(Figure record listings)
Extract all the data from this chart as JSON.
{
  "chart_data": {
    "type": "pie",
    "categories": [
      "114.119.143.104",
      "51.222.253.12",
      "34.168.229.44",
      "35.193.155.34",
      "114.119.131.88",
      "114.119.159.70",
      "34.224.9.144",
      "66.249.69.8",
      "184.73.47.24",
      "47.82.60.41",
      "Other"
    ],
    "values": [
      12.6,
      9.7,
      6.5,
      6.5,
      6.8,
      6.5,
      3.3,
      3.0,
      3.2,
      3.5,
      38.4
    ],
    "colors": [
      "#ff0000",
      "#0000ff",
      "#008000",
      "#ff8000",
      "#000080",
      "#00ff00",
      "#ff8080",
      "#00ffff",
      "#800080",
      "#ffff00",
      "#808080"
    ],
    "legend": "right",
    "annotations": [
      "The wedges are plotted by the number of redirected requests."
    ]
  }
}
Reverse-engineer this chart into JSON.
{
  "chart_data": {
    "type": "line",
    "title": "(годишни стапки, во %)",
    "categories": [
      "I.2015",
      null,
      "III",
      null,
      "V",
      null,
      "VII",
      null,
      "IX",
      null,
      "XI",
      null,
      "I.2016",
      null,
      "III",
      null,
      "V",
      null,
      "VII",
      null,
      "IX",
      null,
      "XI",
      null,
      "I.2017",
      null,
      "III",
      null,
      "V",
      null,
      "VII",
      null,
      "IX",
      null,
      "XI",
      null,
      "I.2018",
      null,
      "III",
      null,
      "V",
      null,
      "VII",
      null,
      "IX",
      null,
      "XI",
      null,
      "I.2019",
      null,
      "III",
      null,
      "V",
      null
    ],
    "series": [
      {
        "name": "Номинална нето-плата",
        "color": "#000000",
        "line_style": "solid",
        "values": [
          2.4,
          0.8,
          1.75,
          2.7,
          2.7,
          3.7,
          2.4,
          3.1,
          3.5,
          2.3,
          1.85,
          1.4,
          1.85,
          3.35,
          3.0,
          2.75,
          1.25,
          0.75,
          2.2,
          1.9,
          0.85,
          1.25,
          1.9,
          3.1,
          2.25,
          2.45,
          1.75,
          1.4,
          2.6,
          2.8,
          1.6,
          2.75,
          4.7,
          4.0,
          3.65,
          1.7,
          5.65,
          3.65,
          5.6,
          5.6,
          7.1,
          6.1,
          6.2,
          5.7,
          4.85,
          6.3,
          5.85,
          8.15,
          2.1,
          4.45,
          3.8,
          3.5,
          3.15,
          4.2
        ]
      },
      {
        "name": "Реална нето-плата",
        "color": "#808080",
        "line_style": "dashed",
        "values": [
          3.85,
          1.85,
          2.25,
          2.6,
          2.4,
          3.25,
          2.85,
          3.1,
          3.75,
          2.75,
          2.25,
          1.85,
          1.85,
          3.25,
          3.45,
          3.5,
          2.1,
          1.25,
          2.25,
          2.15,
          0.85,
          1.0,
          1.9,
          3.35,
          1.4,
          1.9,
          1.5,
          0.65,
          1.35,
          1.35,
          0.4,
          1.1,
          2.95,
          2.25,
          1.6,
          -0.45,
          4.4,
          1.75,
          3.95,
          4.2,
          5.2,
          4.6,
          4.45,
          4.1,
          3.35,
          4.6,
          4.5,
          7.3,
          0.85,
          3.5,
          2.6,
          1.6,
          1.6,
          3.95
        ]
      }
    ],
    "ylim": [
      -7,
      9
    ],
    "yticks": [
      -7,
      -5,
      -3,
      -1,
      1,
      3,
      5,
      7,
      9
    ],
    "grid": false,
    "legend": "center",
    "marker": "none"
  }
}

• **WHAT YOU NEED TO DO**: Every record shown above must be echoed exactly.

• **OUTPUT OF THE EXERCISE**:
Extract all the data from this chart as JSON.
{
  "chart_data": {
    "type": "pie",
    "categories": [
      "114.119.143.104",
      "51.222.253.12",
      "34.168.229.44",
      "35.193.155.34",
      "114.119.131.88",
      "114.119.159.70",
      "34.224.9.144",
      "66.249.69.8",
      "184.73.47.24",
      "47.82.60.41",
      "Other"
    ],
    "values": [
      12.6,
      9.7,
      6.5,
      6.5,
      6.8,
      6.5,
      3.3,
      3.0,
      3.2,
      3.5,
      38.4
    ],
    "colors": [
      "#ff0000",
      "#0000ff",
      "#008000",
      "#ff8000",
      "#000080",
      "#00ff00",
      "#ff8080",
      "#00ffff",
      "#800080",
      "#ffff00",
      "#808080"
    ],
    "legend": "right",
    "annotations": [
      "The wedges are plotted by the number of redirected requests."
    ]
  }
}
Reverse-engineer this chart into JSON.
{
  "chart_data": {
    "type": "line",
    "title": "(годишни стапки, во %)",
    "categories": [
      "I.2015",
      null,
      "III",
      null,
      "V",
      null,
      "VII",
      null,
      "IX",
      null,
      "XI",
      null,
      "I.2016",
      null,
      "III",
      null,
      "V",
      null,
      "VII",
      null,
      "IX",
      null,
      "XI",
      null,
      "I.2017",
      null,
      "III",
      null,
      "V",
      null,
      "VII",
      null,
      "IX",
      null,
      "XI",
      null,
      "I.2018",
      null,
      "III",
      null,
      "V",
      null,
      "VII",
      null,
      "IX",
      null,
      "XI",
      null,
      "I.2019",
      null,
      "III",
      null,
      "V",
      null
    ],
    "series": [
      {
        "name": "Номинална нето-плата",
        "color": "#000000",
        "line_style": "solid",
        "values": [
          2.4,
          0.8,
          1.75,
          2.7,
          2.7,
          3.7,
          2.4,
          3.1,
          3.5,
          2.3,
          1.85,
          1.4,
          1.85,
          3.35,
          3.0,
          2.75,
          1.25,
          0.75,
          2.2,
          1.9,
          0.85,
          1.25,
          1.9,
          3.1,
          2.25,
          2.45,
          1.75,
          1.4,
          2.6,
          2.8,
          1.6,
          2.75,
          4.7,
          4.0,
          3.65,
          1.7,
          5.65,
          3.65,
          5.6,
          5.6,
          7.1,
          6.1,
          6.2,
          5.7,
          4.85,
          6.3,
          5.85,
          8.15,
          2.1,
          4.45,
          3.8,
          3.5,
          3.15,
          4.2
        ]
      },
      {
        "name": "Реална нето-плата",
        "color": "#808080",
        "line_style": "dashed",
        "values": [
          3.85,
          1.85,
          2.25,
          2.6,
          2.4,
          3.25,
          2.85,
          3.1,
          3.75,
          2.75,
          2.25,
          1.85,
          1.85,
          3.25,
          3.45,
          3.5,
          2.1,
          1.25,
          2.25,
          2.15,
          0.85,
          1.0,
          1.9,
          3.35,
          1.4,
          1.9,
          1.5,
          0.65,
          1.35,
          1.35,
          0.4,
          1.1,
          2.95,
          2.25,
          1.6,
          -0.45,
          4.4,
          1.75,
          3.95,
          4.2,
          5.2,
          4.6,
          4.45,
          4.1,
          3.35,
          4.6,
          4.5,
          7.3,
          0.85,
          3.5,
          2.6,
          1.6,
          1.6,
          3.95
        ]
      }
    ],
    "ylim": [
      -7,
      9
    ],
    "yticks": [
      -7,
      -5,
      -3,
      -1,
      1,
      3,
      5,
      7,
      9
    ],
    "grid": false,
    "legend": "center",
    "marker": "none"
  }
}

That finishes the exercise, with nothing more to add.